## PROBLEM SET
1. In the comment on hash-bang scripts, list every phrase enclosed in double quotation marks.
2. Answer these questions from the comment on hash-bang scripts:
(a) What does the program loader look for before modifying the process control structure?
(b) What was eventually added into Posix?
(c) Which years does the writer give for that addition?
3. Continue the comment on hash-bang scripts and the PATH, starting after its last sentence.

Absolutely, it was a Neat Hack back in the day: have the program loader look for a magic number then modify the process control structure in response. My "problem" with it is that it is a rather crude mechanism when faced with all the variants of scripting languages.
> 2. "#!/usr/bin/env python" - current python command in environment without worrying about its location.
True, and that passes the buck down to the contents of PATH (so your hash-banged script is in the same situation as your running "python my_script.py"); which irons out one inconsistency. And thankfully env was (eventually) added into Posix, so it is available pretty often (although I still think of, what was it, 2017/2018 when it was added, as "pretty recent"). Although - now, this may just be me, but I really prefer to find *any* way to not keep adding things into the general PATH as things can get pretty messy: every program installed tries to get its bin added to the PATH, so now the earlier programs may be calling a newer executable that just happens to have the same name. All fine if absolutely everyone plays nice, but one bad apple and *poof*.

Document layout detection data
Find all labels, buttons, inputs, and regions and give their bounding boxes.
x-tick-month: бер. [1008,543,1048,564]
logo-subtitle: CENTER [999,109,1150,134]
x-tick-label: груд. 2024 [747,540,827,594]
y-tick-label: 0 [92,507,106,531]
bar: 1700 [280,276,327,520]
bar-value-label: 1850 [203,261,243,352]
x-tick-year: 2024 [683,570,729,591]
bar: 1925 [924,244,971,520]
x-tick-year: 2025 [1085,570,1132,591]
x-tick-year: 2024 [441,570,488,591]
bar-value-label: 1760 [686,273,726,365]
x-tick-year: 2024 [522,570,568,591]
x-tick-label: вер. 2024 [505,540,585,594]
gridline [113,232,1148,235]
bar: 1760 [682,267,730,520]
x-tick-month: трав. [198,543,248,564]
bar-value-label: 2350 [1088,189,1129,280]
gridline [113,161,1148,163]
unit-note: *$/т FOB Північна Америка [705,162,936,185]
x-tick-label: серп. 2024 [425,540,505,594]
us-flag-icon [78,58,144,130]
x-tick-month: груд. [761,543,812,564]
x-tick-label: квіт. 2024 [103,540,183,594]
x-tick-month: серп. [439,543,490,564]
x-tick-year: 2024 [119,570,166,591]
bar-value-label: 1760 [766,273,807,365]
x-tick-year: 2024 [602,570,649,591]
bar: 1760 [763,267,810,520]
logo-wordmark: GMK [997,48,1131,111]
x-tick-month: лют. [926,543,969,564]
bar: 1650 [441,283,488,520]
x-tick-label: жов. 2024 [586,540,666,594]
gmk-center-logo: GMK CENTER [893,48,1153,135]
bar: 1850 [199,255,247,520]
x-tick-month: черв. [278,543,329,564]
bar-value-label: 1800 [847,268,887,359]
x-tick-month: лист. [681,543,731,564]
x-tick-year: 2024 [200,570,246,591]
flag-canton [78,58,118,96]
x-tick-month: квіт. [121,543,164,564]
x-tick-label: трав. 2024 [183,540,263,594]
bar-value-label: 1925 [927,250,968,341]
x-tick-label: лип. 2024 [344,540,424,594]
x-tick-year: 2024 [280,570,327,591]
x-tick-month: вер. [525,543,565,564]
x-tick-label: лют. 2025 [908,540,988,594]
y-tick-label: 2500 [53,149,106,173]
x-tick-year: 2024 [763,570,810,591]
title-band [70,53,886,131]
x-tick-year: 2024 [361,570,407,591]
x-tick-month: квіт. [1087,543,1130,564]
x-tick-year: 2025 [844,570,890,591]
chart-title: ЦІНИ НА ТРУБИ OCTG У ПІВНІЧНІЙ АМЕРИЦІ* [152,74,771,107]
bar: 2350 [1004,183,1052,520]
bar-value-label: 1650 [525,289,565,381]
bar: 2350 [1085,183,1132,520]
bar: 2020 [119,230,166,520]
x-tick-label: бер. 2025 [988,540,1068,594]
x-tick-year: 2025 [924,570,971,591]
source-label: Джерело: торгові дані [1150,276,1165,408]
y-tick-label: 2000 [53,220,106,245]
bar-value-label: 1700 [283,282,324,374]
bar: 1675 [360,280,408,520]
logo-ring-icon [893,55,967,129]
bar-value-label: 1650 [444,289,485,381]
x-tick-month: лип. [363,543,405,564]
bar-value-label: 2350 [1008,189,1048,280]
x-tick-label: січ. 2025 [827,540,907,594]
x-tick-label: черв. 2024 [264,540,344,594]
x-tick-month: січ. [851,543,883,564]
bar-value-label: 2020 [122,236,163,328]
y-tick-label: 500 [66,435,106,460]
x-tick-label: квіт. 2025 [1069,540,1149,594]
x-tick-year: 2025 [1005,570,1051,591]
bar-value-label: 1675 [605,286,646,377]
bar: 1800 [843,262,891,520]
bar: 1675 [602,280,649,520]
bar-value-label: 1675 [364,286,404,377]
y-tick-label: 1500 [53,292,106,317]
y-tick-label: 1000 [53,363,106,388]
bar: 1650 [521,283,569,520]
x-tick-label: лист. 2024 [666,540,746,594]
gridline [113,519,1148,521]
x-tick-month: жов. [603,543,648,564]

## ANSWERS
1.
"problem"
"#!/usr/bin/env python"
"python my_script.py"
"pretty recent"

2.
(a) A magic number.
(b) env.
(c) 2017/2018.

3.
> 4. Launchers in desktops can bypass all of this if necessary by simply invoking the correct interpreter path for the script directly
That is very much what I'd like to see - as a general mechanism that can be utilised by any scripting language - and without the language interpreter itself having to do any hard work (other than allow the metadata line to exist). If you have installed a Python exe into Windows then that program - well, the version that is provided by python.org at least - has special-case code for handling a subset of shebang lines. Something that is divorced from the actual job of implementing the language. The very fact that there is/has been a distinct Python Launcher is an indication that this is an - interesting - problem and one that is shared by every scripting system.
> 3. Installers can interpolate the python path on ... something an installer can handle.
Assuming that *all* of your installers do actually do that...
Just to repeat my very first line: this is NOT purely a Python-specific issue and, in fact, the more times that anyone can come up with a "well,Python has done xxxx ever since yyyy" or "well, if you always use this Python utility to create your installer it will do it for you" just indicates that there is more stuff that can be separated out into distinct utilities, totally divorced from any issues around implementing a scripting language interpreter, such that those utilities can be used for Python, Lua, Rexx, Shrimp, Lisp, Smalltalk, Basic, Fly, Asymptote, Box, Fennel, Lilypond, Gri, Perl, PHP (boy, does that need correct version matching!), PIC, the macro language I wrote a few years ago..
And, of course, Intercal.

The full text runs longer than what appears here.